[Saved entries]
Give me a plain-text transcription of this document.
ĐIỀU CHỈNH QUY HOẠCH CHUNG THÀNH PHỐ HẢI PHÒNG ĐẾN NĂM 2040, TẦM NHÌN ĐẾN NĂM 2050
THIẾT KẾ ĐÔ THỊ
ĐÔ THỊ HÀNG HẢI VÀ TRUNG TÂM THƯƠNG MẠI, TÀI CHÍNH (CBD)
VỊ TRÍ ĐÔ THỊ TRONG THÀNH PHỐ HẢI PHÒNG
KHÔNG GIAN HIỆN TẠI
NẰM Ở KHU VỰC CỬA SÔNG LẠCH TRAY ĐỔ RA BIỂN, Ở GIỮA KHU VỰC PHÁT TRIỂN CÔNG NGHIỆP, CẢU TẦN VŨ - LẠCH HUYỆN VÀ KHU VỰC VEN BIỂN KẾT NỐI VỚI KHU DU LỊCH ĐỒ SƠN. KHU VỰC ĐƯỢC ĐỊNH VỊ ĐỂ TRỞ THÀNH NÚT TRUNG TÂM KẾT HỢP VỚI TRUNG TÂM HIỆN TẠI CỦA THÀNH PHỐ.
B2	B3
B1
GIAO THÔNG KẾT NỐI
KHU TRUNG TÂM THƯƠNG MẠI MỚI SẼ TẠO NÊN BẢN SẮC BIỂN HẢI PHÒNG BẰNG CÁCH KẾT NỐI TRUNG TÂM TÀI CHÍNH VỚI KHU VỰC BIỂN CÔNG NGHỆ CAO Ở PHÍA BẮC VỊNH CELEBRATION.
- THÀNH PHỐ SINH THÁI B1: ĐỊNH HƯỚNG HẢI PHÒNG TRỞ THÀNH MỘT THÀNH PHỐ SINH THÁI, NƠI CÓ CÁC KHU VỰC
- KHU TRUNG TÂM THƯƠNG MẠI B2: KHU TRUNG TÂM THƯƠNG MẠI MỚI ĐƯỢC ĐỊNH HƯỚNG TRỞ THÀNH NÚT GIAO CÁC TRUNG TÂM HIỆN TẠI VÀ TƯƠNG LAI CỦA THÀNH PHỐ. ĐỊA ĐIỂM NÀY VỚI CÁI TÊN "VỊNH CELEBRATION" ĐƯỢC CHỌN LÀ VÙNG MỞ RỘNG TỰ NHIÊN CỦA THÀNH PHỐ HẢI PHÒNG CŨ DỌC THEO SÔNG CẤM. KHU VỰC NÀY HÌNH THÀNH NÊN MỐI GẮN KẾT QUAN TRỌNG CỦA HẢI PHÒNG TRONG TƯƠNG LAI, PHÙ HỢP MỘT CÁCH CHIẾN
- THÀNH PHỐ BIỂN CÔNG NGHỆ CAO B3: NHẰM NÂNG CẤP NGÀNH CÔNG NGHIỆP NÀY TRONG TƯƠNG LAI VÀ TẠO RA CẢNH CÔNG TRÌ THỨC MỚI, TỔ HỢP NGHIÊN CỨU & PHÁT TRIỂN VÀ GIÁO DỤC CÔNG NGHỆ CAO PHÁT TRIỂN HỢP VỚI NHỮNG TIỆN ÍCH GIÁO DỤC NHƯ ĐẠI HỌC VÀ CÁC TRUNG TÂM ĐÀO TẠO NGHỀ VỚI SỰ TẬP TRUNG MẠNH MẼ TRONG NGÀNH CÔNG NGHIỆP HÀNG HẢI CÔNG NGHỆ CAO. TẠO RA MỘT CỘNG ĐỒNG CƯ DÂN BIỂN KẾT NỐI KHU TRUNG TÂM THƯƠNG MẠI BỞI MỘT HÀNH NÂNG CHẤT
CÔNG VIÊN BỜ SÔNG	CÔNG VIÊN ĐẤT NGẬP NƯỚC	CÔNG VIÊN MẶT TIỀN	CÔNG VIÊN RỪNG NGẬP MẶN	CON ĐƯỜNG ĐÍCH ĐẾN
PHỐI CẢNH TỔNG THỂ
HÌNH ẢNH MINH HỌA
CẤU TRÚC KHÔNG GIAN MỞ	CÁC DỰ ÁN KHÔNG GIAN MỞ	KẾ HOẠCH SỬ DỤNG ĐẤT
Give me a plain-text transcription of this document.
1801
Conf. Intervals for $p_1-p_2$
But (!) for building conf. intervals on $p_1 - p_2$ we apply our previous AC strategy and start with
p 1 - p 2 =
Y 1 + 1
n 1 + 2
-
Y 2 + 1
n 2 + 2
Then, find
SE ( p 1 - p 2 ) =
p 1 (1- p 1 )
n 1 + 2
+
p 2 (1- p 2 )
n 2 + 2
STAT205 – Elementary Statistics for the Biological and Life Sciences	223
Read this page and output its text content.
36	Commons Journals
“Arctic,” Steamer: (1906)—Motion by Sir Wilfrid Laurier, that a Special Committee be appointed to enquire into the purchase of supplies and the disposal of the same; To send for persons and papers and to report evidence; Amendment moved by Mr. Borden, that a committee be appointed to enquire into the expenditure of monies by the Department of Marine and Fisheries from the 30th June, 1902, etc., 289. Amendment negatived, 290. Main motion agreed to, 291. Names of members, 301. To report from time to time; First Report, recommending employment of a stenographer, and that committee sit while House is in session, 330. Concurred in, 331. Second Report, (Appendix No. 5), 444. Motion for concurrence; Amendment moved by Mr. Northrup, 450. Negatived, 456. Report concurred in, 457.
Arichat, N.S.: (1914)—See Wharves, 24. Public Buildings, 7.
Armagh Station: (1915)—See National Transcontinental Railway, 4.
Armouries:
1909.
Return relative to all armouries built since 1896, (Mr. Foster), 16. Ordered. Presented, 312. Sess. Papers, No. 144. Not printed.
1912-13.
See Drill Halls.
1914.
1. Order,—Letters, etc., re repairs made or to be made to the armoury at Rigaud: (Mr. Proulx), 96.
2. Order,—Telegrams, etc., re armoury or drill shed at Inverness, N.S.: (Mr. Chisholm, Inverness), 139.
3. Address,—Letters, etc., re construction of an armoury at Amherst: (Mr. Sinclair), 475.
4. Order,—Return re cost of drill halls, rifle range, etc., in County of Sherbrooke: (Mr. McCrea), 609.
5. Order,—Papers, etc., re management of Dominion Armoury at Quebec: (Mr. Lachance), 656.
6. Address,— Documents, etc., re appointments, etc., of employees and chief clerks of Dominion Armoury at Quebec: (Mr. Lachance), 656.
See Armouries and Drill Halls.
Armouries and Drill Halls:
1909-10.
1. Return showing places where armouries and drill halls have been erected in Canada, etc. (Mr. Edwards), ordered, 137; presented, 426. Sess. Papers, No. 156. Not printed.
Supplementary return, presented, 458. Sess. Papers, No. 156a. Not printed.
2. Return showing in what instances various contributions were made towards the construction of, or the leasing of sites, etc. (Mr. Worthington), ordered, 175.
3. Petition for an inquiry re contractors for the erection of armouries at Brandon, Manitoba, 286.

> [OBJECTIVE] The entries above should be repeated exactly, every one of them.

> [OUTPUT BELOW]
Give me a plain-text transcription of this document.
ĐIỀU CHỈNH QUY HOẠCH CHUNG THÀNH PHỐ HẢI PHÒNG ĐẾN NĂM 2040, TẦM NHÌN ĐẾN NĂM 2050
THIẾT KẾ ĐÔ THỊ
ĐÔ THỊ HÀNG HẢI VÀ TRUNG TÂM THƯƠNG MẠI, TÀI CHÍNH (CBD)
VỊ TRÍ ĐÔ THỊ TRONG THÀNH PHỐ HẢI PHÒNG
KHÔNG GIAN HIỆN TẠI
NẰM Ở KHU VỰC CỬA SÔNG LẠCH TRAY ĐỔ RA BIỂN, Ở GIỮA KHU VỰC PHÁT TRIỂN CÔNG NGHIỆP, CẢU TẦN VŨ - LẠCH HUYỆN VÀ KHU VỰC VEN BIỂN KẾT NỐI VỚI KHU DU LỊCH ĐỒ SƠN. KHU VỰC ĐƯỢC ĐỊNH VỊ ĐỂ TRỞ THÀNH NÚT TRUNG TÂM KẾT HỢP VỚI TRUNG TÂM HIỆN TẠI CỦA THÀNH PHỐ.
B2	B3
B1
GIAO THÔNG KẾT NỐI
KHU TRUNG TÂM THƯƠNG MẠI MỚI SẼ TẠO NÊN BẢN SẮC BIỂN HẢI PHÒNG BẰNG CÁCH KẾT NỐI TRUNG TÂM TÀI CHÍNH VỚI KHU VỰC BIỂN CÔNG NGHỆ CAO Ở PHÍA BẮC VỊNH CELEBRATION.
- THÀNH PHỐ SINH THÁI B1: ĐỊNH HƯỚNG HẢI PHÒNG TRỞ THÀNH MỘT THÀNH PHỐ SINH THÁI, NƠI CÓ CÁC KHU VỰC
- KHU TRUNG TÂM THƯƠNG MẠI B2: KHU TRUNG TÂM THƯƠNG MẠI MỚI ĐƯỢC ĐỊNH HƯỚNG TRỞ THÀNH NÚT GIAO CÁC TRUNG TÂM HIỆN TẠI VÀ TƯƠNG LAI CỦA THÀNH PHỐ. ĐỊA ĐIỂM NÀY VỚI CÁI TÊN "VỊNH CELEBRATION" ĐƯỢC CHỌN LÀ VÙNG MỞ RỘNG TỰ NHIÊN CỦA THÀNH PHỐ HẢI PHÒNG CŨ DỌC THEO SÔNG CẤM. KHU VỰC NÀY HÌNH THÀNH NÊN MỐI GẮN KẾT QUAN TRỌNG CỦA HẢI PHÒNG TRONG TƯƠNG LAI, PHÙ HỢP MỘT CÁCH CHIẾN
- THÀNH PHỐ BIỂN CÔNG NGHỆ CAO B3: NHẰM NÂNG CẤP NGÀNH CÔNG NGHIỆP NÀY TRONG TƯƠNG LAI VÀ TẠO RA CẢNH CÔNG TRÌ THỨC MỚI, TỔ HỢP NGHIÊN CỨU & PHÁT TRIỂN VÀ GIÁO DỤC CÔNG NGHỆ CAO PHÁT TRIỂN HỢP VỚI NHỮNG TIỆN ÍCH GIÁO DỤC NHƯ ĐẠI HỌC VÀ CÁC TRUNG TÂM ĐÀO TẠO NGHỀ VỚI SỰ TẬP TRUNG MẠNH MẼ TRONG NGÀNH CÔNG NGHIỆP HÀNG HẢI CÔNG NGHỆ CAO. TẠO RA MỘT CỘNG ĐỒNG CƯ DÂN BIỂN KẾT NỐI KHU TRUNG TÂM THƯƠNG MẠI BỞI MỘT HÀNH NÂNG CHẤT
CÔNG VIÊN BỜ SÔNG	CÔNG VIÊN ĐẤT NGẬP NƯỚC	CÔNG VIÊN MẶT TIỀN	CÔNG VIÊN RỪNG NGẬP MẶN	CON ĐƯỜNG ĐÍCH ĐẾN
PHỐI CẢNH TỔNG THỂ
HÌNH ẢNH MINH HỌA
CẤU TRÚC KHÔNG GIAN MỞ	CÁC DỰ ÁN KHÔNG GIAN MỞ	KẾ HOẠCH SỬ DỤNG ĐẤT
Give me a plain-text transcription of this document.
1801
Conf. Intervals for $p_1-p_2$
But (!) for building conf. intervals on $p_1 - p_2$ we apply our previous AC strategy and start with
p 1 - p 2 =
Y 1 + 1
n 1 + 2
-
Y 2 + 1
n 2 + 2
Then, find
SE ( p 1 - p 2 ) =
p 1 (1- p 1 )
n 1 + 2
+
p 2 (1- p 2 )
n 2 + 2
STAT205 – Elementary Statistics for the Biological and Life Sciences	223
Read this page and output its text content.
36	Commons Journals
“Arctic,” Steamer: (1906)—Motion by Sir Wilfrid Laurier, that a Special Committee be appointed to enquire into the purchase of supplies and the disposal of the same; To send for persons and papers and to report evidence; Amendment moved by Mr. Borden, that a committee be appointed to enquire into the expenditure of monies by the Department of Marine and Fisheries from the 30th June, 1902, etc., 289. Amendment negatived, 290. Main motion agreed to, 291. Names of members, 301. To report from time to time; First Report, recommending employment of a stenographer, and that committee sit while House is in session, 330. Concurred in, 331. Second Report, (Appendix No. 5), 444. Motion for concurrence; Amendment moved by Mr. Northrup, 450. Negatived, 456. Report concurred in, 457.
Arichat, N.S.: (1914)—See Wharves, 24. Public Buildings, 7.
Armagh Station: (1915)—See National Transcontinental Railway, 4.
Armouries:
1909.
Return relative to all armouries built since 1896, (Mr. Foster), 16. Ordered. Presented, 312. Sess. Papers, No. 144. Not printed.
1912-13.
See Drill Halls.
1914.
1. Order,—Letters, etc., re repairs made or to be made to the armoury at Rigaud: (Mr. Proulx), 96.
2. Order,—Telegrams, etc., re armoury or drill shed at Inverness, N.S.: (Mr. Chisholm, Inverness), 139.
3. Address,—Letters, etc., re construction of an armoury at Amherst: (Mr. Sinclair), 475.
4. Order,—Return re cost of drill halls, rifle range, etc., in County of Sherbrooke: (Mr. McCrea), 609.
5. Order,—Papers, etc., re management of Dominion Armoury at Quebec: (Mr. Lachance), 656.
6. Address,— Documents, etc., re appointments, etc., of employees and chief clerks of Dominion Armoury at Quebec: (Mr. Lachance), 656.
See Armouries and Drill Halls.
Armouries and Drill Halls:
1909-10.
1. Return showing places where armouries and drill halls have been erected in Canada, etc. (Mr. Edwards), ordered, 137; presented, 426. Sess. Papers, No. 156. Not printed.
Supplementary return, presented, 458. Sess. Papers, No. 156a. Not printed.
2. Return showing in what instances various contributions were made towards the construction of, or the leasing of sites, etc. (Mr. Worthington), ordered, 175.
3. Petition for an inquiry re contractors for the erection of armouries at Brandon, Manitoba, 286.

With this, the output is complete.